# Passage provided
- Opening Delimiter -
Diagnostic Significance:-Serum FSH and serumLH

FSH and LH are used for evaluating patients with suspected hypogonadism and fertility problems. In this condition the FSH and LH levels tend to be elevated.

Low levels of FSH and LH are associated with hypo-functioning of the pituitary gland.

The reference range in females for both FSH and LH shows that there is natural variation through the menstrual cycle. These hormones are also useful in women with menstrual cycle disorders and in those with polycystic ovary disease (PCOD)

Prolactin is a hormone that is secreted by the pituitary in both males and females. However the major function of this hormone is the initiation and maintenance of lactation by the mammary glands in females.  During lactation there is a physiological increase in the levels of prolactin in the blood

Diagnostic  SignificanceSerum Prolactin

High levels of prolactin are associated with  impotence in males and amenorrhea in females. Prolactin levels are also increased in hypothyroidism and in renal failure.

A Sample report – Serum LH, Serum FSH and Serum Prolactin

Estrogen:  Estradiol (E-2) is the major female sex hormone which are referred to as estrogens.. It is produced by the ovaries and during pregnancy by the placenta.  It is also formed and secreted to a lesser extent in the adrenal cortex gland and the testes in males.

Progesterone: This is a hormone produced by the adrenal cortex and the ovaries. By about the 12th week of pregnancy the placenta also starts to produce this hormone.

Diagnostic Significance: Estimation of serum estradiol in combination of progesterone is useful in investigation of cases of infertility/hypofertility as well as for assisted reproduction protocols.

In males serum estrodiol levels are assayed in patients with feminisation and to diagnose the presence of tumors producing female hormones.
- Closing Delimiter -
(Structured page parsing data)
- Opening Delimiter -
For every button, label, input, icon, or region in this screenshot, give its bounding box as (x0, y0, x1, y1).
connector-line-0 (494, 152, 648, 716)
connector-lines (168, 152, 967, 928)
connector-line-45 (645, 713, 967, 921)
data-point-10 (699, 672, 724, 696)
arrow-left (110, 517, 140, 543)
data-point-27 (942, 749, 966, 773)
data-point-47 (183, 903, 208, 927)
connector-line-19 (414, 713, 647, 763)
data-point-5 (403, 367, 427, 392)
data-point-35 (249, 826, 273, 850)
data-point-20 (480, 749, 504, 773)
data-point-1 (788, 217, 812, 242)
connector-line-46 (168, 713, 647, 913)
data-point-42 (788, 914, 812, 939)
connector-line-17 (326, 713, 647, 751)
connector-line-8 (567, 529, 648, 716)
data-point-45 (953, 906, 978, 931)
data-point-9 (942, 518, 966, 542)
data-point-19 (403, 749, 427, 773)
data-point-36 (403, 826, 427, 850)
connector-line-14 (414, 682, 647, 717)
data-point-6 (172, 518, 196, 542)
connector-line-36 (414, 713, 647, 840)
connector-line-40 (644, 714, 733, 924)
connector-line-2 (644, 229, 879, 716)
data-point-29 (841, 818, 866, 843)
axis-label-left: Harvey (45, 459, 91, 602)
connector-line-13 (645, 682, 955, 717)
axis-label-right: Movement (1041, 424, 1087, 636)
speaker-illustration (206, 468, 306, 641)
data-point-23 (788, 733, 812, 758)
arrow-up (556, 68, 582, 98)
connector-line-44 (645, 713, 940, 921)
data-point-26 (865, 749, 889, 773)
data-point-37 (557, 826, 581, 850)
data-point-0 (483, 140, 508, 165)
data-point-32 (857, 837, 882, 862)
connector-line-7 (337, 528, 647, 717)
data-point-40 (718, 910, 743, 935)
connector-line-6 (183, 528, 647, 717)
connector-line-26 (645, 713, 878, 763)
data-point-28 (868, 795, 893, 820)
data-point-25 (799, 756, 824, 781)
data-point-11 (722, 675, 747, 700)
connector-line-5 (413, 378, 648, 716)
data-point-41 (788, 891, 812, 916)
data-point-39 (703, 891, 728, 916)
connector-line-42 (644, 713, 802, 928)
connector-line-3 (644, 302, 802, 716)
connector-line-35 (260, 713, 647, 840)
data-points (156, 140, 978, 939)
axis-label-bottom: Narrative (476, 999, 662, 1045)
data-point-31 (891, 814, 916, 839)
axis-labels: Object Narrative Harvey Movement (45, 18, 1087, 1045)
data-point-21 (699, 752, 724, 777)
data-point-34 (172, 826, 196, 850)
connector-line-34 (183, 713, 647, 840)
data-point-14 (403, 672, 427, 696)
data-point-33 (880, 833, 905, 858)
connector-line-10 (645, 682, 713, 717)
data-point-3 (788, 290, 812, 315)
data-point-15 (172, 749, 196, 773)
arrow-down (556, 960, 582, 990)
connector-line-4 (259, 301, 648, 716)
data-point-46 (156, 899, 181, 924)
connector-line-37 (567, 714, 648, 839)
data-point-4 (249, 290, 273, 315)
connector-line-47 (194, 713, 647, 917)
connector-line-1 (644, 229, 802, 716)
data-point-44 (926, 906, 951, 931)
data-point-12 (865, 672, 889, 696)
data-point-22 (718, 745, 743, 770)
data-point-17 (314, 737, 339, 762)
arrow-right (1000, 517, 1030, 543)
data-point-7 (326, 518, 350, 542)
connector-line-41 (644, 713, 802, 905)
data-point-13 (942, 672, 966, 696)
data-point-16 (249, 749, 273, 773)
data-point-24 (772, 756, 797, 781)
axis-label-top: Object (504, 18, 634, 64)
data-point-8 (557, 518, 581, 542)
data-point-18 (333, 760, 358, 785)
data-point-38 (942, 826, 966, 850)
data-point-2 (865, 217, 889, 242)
- Closing Delimiter -
# Problem to solve
Rewrite the paragraph of the hormone-test text that begins "Prolactin is a hormone" as a short bulleted list, keeping its main facts.

# Result of this task
- The pituitary secretes prolactin in both males and females.
- Its major function is starting and maintaining lactation by the mammary glands in females.
- Blood prolactin levels rise naturally during lactation.